▶ **Short problem**:
Would you return the complete listing below word for word?

Records that describe figures:
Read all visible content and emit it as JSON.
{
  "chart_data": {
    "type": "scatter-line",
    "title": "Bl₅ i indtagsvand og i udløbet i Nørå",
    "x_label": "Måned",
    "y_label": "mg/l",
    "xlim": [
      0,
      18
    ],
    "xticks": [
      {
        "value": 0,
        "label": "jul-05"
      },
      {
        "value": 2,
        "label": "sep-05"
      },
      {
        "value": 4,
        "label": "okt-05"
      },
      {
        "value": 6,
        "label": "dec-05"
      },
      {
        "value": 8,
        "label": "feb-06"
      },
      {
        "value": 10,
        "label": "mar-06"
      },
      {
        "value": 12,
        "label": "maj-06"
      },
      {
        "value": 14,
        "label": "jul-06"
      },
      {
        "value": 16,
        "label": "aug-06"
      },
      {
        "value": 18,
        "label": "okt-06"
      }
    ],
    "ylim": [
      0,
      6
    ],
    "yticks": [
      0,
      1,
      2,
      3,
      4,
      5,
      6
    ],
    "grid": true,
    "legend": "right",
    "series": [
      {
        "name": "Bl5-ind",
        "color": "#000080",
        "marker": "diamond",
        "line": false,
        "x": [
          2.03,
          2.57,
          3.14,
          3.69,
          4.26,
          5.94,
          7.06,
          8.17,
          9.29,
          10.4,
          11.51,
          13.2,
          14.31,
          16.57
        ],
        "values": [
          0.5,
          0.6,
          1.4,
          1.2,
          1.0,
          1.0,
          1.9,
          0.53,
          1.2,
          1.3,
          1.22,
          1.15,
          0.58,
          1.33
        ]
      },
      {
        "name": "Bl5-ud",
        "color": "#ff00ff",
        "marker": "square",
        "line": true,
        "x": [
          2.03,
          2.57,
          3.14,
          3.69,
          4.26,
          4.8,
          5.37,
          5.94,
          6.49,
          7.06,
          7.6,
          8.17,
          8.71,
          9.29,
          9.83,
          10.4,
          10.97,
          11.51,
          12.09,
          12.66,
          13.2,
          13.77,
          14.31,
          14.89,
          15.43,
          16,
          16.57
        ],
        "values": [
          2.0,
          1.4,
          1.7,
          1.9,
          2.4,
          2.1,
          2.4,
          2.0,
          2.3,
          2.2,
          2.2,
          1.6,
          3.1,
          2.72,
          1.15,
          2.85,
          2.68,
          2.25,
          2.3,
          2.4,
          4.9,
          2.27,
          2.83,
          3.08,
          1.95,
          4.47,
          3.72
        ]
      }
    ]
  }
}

▶ **Result for this task**:
Read all visible content and emit it as JSON.
{
  "chart_data": {
    "type": "scatter-line",
    "title": "Bl₅ i indtagsvand og i udløbet i Nørå",
    "x_label": "Måned",
    "y_label": "mg/l",
    "xlim": [
      0,
      18
    ],
    "xticks": [
      {
        "value": 0,
        "label": "jul-05"
      },
      {
        "value": 2,
        "label": "sep-05"
      },
      {
        "value": 4,
        "label": "okt-05"
      },
      {
        "value": 6,
        "label": "dec-05"
      },
      {
        "value": 8,
        "label": "feb-06"
      },
      {
        "value": 10,
        "label": "mar-06"
      },
      {
        "value": 12,
        "label": "maj-06"
      },
      {
        "value": 14,
        "label": "jul-06"
      },
      {
        "value": 16,
        "label": "aug-06"
      },
      {
        "value": 18,
        "label": "okt-06"
      }
    ],
    "ylim": [
      0,
      6
    ],
    "yticks": [
      0,
      1,
      2,
      3,
      4,
      5,
      6
    ],
    "grid": true,
    "legend": "right",
    "series": [
      {
        "name": "Bl5-ind",
        "color": "#000080",
        "marker": "diamond",
        "line": false,
        "x": [
          2.03,
          2.57,
          3.14,
          3.69,
          4.26,
          5.94,
          7.06,
          8.17,
          9.29,
          10.4,
          11.51,
          13.2,
          14.31,
          16.57
        ],
        "values": [
          0.5,
          0.6,
          1.4,
          1.2,
          1.0,
          1.0,
          1.9,
          0.53,
          1.2,
          1.3,
          1.22,
          1.15,
          0.58,
          1.33
        ]
      },
      {
        "name": "Bl5-ud",
        "color": "#ff00ff",
        "marker": "square",
        "line": true,
        "x": [
          2.03,
          2.57,
          3.14,
          3.69,
          4.26,
          4.8,
          5.37,
          5.94,
          6.49,
          7.06,
          7.6,
          8.17,
          8.71,
          9.29,
          9.83,
          10.4,
          10.97,
          11.51,
          12.09,
          12.66,
          13.2,
          13.77,
          14.31,
          14.89,
          15.43,
          16,
          16.57
        ],
        "values": [
          2.0,
          1.4,
          1.7,
          1.9,
          2.4,
          2.1,
          2.4,
          2.0,
          2.3,
          2.2,
          2.2,
          1.6,
          3.1,
          2.72,
          1.15,
          2.85,
          2.68,
          2.25,
          2.3,
          2.4,
          4.9,
          2.27,
          2.83,
          3.08,
          1.95,
          4.47,
          3.72
        ]
      }
    ]
  }
}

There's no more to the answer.